Coordinate annotation records:
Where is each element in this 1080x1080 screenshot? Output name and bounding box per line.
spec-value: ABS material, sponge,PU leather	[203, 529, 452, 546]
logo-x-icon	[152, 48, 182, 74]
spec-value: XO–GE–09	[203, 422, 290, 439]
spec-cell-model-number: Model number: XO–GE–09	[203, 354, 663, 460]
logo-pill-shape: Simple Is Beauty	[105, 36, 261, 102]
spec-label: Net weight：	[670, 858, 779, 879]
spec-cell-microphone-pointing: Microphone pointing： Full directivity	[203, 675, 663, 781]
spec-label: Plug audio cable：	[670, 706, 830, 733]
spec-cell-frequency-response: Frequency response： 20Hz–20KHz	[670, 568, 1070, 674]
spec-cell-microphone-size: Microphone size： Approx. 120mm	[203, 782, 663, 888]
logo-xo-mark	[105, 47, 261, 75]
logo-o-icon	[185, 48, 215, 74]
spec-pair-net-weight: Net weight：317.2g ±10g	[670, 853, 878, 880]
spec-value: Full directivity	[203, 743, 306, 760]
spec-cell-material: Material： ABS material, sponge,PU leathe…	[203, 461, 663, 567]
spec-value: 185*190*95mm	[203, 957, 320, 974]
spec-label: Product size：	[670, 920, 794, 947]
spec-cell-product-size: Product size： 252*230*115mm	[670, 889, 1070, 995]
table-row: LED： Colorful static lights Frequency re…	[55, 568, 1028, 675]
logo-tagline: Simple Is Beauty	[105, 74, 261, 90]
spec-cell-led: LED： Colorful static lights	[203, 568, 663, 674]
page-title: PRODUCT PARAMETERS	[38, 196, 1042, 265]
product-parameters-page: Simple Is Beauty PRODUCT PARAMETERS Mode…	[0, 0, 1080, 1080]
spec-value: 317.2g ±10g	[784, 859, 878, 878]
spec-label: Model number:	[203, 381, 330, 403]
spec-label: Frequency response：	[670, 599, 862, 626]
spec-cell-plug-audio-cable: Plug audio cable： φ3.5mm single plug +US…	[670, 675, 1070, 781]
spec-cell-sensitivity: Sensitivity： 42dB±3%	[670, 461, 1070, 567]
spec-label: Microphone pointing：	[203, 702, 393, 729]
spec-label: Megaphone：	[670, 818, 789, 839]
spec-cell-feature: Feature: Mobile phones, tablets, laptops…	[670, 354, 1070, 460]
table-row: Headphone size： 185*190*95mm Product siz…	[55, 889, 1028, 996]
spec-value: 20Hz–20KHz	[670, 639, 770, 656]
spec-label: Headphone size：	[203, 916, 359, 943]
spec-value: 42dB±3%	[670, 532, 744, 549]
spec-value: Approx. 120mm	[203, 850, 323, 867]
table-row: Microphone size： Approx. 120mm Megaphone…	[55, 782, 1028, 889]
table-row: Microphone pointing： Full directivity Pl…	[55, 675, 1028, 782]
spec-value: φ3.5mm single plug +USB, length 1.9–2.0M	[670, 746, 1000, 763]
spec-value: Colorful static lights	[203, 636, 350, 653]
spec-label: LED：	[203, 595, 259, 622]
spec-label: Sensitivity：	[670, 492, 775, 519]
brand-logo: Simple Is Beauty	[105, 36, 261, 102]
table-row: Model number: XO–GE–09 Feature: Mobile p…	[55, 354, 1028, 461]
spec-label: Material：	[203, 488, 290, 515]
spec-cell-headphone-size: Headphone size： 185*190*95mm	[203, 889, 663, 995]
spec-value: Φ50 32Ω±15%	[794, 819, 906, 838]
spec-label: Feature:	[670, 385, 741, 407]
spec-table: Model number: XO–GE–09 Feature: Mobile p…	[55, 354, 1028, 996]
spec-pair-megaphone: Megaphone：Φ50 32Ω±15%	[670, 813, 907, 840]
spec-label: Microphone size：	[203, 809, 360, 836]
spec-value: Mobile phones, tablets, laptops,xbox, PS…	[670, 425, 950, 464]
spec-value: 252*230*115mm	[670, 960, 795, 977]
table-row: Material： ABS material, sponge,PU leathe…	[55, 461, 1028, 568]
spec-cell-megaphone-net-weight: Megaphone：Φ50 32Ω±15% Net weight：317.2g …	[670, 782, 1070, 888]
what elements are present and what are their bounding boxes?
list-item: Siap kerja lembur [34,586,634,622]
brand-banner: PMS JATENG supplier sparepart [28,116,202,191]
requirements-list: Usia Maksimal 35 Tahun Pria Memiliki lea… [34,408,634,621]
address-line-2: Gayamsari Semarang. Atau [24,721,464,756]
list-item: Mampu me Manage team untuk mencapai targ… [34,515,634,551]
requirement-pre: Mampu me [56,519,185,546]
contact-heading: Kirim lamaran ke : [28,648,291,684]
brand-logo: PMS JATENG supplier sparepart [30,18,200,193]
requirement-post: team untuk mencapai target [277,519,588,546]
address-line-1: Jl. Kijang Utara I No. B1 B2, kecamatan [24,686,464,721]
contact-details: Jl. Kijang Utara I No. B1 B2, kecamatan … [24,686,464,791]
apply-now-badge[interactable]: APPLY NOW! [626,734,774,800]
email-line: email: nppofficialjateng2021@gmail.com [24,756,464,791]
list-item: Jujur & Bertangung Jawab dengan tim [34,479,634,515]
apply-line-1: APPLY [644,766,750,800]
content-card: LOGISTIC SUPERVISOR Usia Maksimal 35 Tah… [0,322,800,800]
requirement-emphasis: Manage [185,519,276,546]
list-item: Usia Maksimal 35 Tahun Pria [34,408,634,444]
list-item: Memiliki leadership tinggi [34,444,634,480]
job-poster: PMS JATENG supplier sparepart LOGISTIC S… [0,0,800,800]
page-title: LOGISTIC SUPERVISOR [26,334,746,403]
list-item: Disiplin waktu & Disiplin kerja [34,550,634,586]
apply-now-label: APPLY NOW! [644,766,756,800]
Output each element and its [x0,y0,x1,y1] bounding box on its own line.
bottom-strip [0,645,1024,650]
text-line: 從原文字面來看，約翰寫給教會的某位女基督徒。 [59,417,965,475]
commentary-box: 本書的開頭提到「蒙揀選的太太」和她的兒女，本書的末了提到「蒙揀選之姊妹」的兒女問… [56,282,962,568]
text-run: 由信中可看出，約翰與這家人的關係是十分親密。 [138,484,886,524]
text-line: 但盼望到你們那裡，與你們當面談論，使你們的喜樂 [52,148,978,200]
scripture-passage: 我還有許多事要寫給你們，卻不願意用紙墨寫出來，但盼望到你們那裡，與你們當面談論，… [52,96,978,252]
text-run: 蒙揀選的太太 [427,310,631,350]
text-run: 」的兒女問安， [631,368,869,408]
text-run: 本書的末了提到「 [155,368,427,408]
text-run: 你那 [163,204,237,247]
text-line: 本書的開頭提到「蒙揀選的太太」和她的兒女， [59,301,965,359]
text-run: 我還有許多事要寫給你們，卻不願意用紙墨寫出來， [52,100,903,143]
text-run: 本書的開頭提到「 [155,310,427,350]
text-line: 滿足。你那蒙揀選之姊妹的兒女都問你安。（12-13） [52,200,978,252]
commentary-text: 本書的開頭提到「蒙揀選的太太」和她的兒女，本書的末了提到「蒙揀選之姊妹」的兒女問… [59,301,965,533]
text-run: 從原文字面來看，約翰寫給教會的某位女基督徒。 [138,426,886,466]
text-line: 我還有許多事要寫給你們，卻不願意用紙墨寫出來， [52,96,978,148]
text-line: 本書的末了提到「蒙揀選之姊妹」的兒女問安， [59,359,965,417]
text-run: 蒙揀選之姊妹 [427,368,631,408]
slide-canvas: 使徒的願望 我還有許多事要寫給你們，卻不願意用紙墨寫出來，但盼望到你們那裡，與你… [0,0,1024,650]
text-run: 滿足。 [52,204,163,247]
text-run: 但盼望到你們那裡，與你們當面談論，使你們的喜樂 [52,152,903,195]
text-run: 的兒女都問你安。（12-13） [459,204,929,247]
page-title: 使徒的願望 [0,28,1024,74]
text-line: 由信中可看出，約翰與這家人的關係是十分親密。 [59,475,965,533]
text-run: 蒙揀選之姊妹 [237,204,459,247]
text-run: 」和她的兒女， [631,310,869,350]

**Exercise task**
Arrange the stretch of items from the start of the records through the line containing "381, 330, 403]" as a JSON list of strings, one string per line, with blank lines omitted.

**Solution to this task**
[
  "Where is each element in this 1080x1080 screenshot? Output name and bounding box per line.",
  "spec-value: ABS material, sponge,PU leather\t[203, 529, 452, 546]",
  "logo-x-icon\t[152, 48, 182, 74]",
  "spec-value: XO–GE–09\t[203, 422, 290, 439]",
  "spec-cell-model-number: Model number: XO–GE–09\t[203, 354, 663, 460]",
  "logo-pill-shape: Simple Is Beauty\t[105, 36, 261, 102]",
  "spec-label: Net weight：\t[670, 858, 779, 879]",
  "spec-cell-microphone-pointing: Microphone pointing： Full directivity\t[203, 675, 663, 781]",
  "spec-label: Plug audio cable：\t[670, 706, 830, 733]",
  "spec-cell-frequency-response: Frequency response： 20Hz–20KHz\t[670, 568, 1070, 674]",
  "spec-cell-microphone-size: Microphone size： Approx. 120mm\t[203, 782, 663, 888]",
  "logo-xo-mark\t[105, 47, 261, 75]",
  "logo-o-icon\t[185, 48, 215, 74]",
  "spec-pair-net-weight: Net weight：317.2g ±10g\t[670, 853, 878, 880]",
  "spec-value: Full directivity\t[203, 743, 306, 760]",
  "spec-cell-material: Material： ABS material, sponge,PU leathe…\t[203, 461, 663, 567]",
  "spec-value: 185*190*95mm\t[203, 957, 320, 974]",
  "spec-label: Product size：\t[670, 920, 794, 947]",
  "spec-cell-product-size: Product size： 252*230*115mm\t[670, 889, 1070, 995]",
  "table-row: LED： Colorful static lights Frequency re…\t[55, 568, 1028, 675]",
  "logo-tagline: Simple Is Beauty\t[105, 74, 261, 90]",
  "spec-cell-led: LED： Colorful static lights\t[203, 568, 663, 674]",
  "page-title: PRODUCT PARAMETERS\t[38, 196, 1042, 265]",
  "product-parameters-page: Simple Is Beauty PRODUCT PARAMETERS Mode…\t[0, 0, 1080, 1080]",
  "spec-value: 317.2g ±10g\t[784, 859, 878, 878]",
  "spec-label: Model number:\t[203, 381, 330, 403]"
]